Set problem:
Pick out the lines containing "топографической".

Information provided:
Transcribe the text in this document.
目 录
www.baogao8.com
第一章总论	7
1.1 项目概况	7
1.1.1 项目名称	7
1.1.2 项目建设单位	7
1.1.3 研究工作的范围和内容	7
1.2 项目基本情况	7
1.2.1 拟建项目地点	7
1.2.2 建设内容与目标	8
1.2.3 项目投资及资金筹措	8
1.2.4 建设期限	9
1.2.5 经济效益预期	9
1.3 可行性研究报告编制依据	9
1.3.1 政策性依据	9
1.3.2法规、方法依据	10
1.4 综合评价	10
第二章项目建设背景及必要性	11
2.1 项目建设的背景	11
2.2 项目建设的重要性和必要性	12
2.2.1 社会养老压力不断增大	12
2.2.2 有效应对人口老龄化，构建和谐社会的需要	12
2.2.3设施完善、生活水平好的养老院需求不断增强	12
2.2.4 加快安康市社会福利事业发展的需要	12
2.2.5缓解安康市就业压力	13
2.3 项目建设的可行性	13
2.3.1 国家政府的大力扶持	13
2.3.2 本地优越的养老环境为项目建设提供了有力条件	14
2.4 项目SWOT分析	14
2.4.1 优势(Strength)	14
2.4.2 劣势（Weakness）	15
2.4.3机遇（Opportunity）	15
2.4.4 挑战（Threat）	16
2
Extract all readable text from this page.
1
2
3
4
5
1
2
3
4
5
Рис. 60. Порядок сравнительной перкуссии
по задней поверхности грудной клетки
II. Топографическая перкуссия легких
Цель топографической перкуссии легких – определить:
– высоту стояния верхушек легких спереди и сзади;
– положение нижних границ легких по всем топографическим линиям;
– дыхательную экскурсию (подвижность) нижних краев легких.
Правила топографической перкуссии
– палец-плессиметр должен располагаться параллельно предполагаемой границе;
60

Problem solution:
Цель топографической перкуссии легких – определить:
Правила топографической перкуссии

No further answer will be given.